Required work:
Quote every line of the material beneath this one.

Extracted entries:
--------------------

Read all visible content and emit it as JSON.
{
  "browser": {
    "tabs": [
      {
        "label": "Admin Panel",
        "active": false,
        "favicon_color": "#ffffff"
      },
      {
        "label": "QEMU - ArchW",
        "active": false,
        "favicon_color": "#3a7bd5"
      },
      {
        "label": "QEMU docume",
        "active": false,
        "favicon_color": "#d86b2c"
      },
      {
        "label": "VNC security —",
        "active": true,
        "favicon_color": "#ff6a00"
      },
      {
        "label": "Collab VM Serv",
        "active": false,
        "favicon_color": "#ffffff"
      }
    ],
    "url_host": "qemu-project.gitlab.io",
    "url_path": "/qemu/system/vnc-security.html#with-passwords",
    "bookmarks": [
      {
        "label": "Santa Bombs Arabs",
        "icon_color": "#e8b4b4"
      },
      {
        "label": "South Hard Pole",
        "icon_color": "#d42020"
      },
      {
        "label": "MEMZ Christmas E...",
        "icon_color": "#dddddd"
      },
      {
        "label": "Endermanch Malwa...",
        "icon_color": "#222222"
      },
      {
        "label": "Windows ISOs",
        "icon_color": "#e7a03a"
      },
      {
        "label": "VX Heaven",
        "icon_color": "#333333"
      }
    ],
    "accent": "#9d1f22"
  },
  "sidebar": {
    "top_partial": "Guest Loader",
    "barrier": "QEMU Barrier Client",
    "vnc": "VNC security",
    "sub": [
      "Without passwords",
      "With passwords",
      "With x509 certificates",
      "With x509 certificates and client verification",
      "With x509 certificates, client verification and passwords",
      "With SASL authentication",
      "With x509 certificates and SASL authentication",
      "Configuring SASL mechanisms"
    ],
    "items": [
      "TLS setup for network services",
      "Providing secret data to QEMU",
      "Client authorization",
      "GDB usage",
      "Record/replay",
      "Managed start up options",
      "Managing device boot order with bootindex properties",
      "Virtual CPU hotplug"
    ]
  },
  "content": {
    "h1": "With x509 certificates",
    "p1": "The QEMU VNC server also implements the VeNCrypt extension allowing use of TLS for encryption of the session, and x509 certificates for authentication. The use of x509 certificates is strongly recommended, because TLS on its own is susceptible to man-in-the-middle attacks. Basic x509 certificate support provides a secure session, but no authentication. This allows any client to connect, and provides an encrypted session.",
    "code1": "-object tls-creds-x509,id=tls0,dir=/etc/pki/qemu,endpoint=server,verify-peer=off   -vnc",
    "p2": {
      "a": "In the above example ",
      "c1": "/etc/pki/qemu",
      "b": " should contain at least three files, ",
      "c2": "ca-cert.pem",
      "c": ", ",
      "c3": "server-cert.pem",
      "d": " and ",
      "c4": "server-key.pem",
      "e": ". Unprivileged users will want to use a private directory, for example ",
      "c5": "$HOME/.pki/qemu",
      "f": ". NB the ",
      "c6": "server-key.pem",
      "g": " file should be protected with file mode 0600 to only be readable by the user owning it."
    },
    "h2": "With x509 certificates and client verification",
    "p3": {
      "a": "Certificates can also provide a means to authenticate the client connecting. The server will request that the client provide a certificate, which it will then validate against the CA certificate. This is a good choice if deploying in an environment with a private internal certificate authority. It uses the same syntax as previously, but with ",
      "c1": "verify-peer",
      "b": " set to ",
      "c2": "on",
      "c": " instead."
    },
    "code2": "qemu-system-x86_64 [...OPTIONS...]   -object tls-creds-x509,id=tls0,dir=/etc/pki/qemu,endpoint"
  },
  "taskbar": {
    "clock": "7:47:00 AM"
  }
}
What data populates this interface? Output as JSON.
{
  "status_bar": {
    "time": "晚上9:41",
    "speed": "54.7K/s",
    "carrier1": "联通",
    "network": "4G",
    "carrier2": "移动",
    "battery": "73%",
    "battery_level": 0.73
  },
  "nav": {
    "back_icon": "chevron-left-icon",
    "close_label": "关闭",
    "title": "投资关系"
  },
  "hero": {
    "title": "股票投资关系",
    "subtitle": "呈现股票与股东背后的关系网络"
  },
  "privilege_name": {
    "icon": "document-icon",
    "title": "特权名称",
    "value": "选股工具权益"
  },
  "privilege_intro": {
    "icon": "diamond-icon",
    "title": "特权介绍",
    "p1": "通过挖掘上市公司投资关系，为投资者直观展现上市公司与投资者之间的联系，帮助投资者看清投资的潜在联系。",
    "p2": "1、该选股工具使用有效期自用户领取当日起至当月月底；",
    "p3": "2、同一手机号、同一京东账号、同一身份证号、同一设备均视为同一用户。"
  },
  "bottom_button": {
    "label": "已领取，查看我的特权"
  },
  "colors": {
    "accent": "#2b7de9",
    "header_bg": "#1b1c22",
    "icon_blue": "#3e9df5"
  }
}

--------------------

Response:
Read all visible content and emit it as JSON.
{
  "browser": {
    "tabs": [
      {
        "label": "Admin Panel",
        "active": false,
        "favicon_color": "#ffffff"
      },
      {
        "label": "QEMU - ArchW",
        "active": false,
        "favicon_color": "#3a7bd5"
      },
      {
        "label": "QEMU docume",
        "active": false,
        "favicon_color": "#d86b2c"
      },
      {
        "label": "VNC security —",
        "active": true,
        "favicon_color": "#ff6a00"
      },
      {
        "label": "Collab VM Serv",
        "active": false,
        "favicon_color": "#ffffff"
      }
    ],
    "url_host": "qemu-project.gitlab.io",
    "url_path": "/qemu/system/vnc-security.html#with-passwords",
    "bookmarks": [
      {
        "label": "Santa Bombs Arabs",
        "icon_color": "#e8b4b4"
      },
      {
        "label": "South Hard Pole",
        "icon_color": "#d42020"
      },
      {
        "label": "MEMZ Christmas E...",
        "icon_color": "#dddddd"
      },
      {
        "label": "Endermanch Malwa...",
        "icon_color": "#222222"
      },
      {
        "label": "Windows ISOs",
        "icon_color": "#e7a03a"
      },
      {
        "label": "VX Heaven",
        "icon_color": "#333333"
      }
    ],
    "accent": "#9d1f22"
  },
  "sidebar": {
    "top_partial": "Guest Loader",
    "barrier": "QEMU Barrier Client",
    "vnc": "VNC security",
    "sub": [
      "Without passwords",
      "With passwords",
      "With x509 certificates",
      "With x509 certificates and client verification",
      "With x509 certificates, client verification and passwords",
      "With SASL authentication",
      "With x509 certificates and SASL authentication",
      "Configuring SASL mechanisms"
    ],
    "items": [
      "TLS setup for network services",
      "Providing secret data to QEMU",
      "Client authorization",
      "GDB usage",
      "Record/replay",
      "Managed start up options",
      "Managing device boot order with bootindex properties",
      "Virtual CPU hotplug"
    ]
  },
  "content": {
    "h1": "With x509 certificates",
    "p1": "The QEMU VNC server also implements the VeNCrypt extension allowing use of TLS for encryption of the session, and x509 certificates for authentication. The use of x509 certificates is strongly recommended, because TLS on its own is susceptible to man-in-the-middle attacks. Basic x509 certificate support provides a secure session, but no authentication. This allows any client to connect, and provides an encrypted session.",
    "code1": "-object tls-creds-x509,id=tls0,dir=/etc/pki/qemu,endpoint=server,verify-peer=off   -vnc",
    "p2": {
      "a": "In the above example ",
      "c1": "/etc/pki/qemu",
      "b": " should contain at least three files, ",
      "c2": "ca-cert.pem",
      "c": ", ",
      "c3": "server-cert.pem",
      "d": " and ",
      "c4": "server-key.pem",
      "e": ". Unprivileged users will want to use a private directory, for example ",
      "c5": "$HOME/.pki/qemu",
      "f": ". NB the ",
      "c6": "server-key.pem",
      "g": " file should be protected with file mode 0600 to only be readable by the user owning it."
    },
    "h2": "With x509 certificates and client verification",
    "p3": {
      "a": "Certificates can also provide a means to authenticate the client connecting. The server will request that the client provide a certificate, which it will then validate against the CA certificate. This is a good choice if deploying in an environment with a private internal certificate authority. It uses the same syntax as previously, but with ",
      "c1": "verify-peer",
      "b": " set to ",
      "c2": "on",
      "c": " instead."
    },
    "code2": "qemu-system-x86_64 [...OPTIONS...]   -object tls-creds-x509,id=tls0,dir=/etc/pki/qemu,endpoint"
  },
  "taskbar": {
    "clock": "7:47:00 AM"
  }
}
What data populates this interface? Output as JSON.
{
  "status_bar": {
    "time": "晚上9:41",
    "speed": "54.7K/s",
    "carrier1": "联通",
    "network": "4G",
    "carrier2": "移动",
    "battery": "73%",
    "battery_level": 0.73
  },
  "nav": {
    "back_icon": "chevron-left-icon",
    "close_label": "关闭",
    "title": "投资关系"
  },
  "hero": {
    "title": "股票投资关系",
    "subtitle": "呈现股票与股东背后的关系网络"
  },
  "privilege_name": {
    "icon": "document-icon",
    "title": "特权名称",
    "value": "选股工具权益"
  },
  "privilege_intro": {
    "icon": "diamond-icon",
    "title": "特权介绍",
    "p1": "通过挖掘上市公司投资关系，为投资者直观展现上市公司与投资者之间的联系，帮助投资者看清投资的潜在联系。",
    "p2": "1、该选股工具使用有效期自用户领取当日起至当月月底；",
    "p3": "2、同一手机号、同一京东账号、同一身份证号、同一设备均视为同一用户。"
  },
  "bottom_button": {
    "label": "已领取，查看我的特权"
  },
  "colors": {
    "accent": "#2b7de9",
    "header_bg": "#1b1c22",
    "icon_blue": "#3e9df5"
  }
}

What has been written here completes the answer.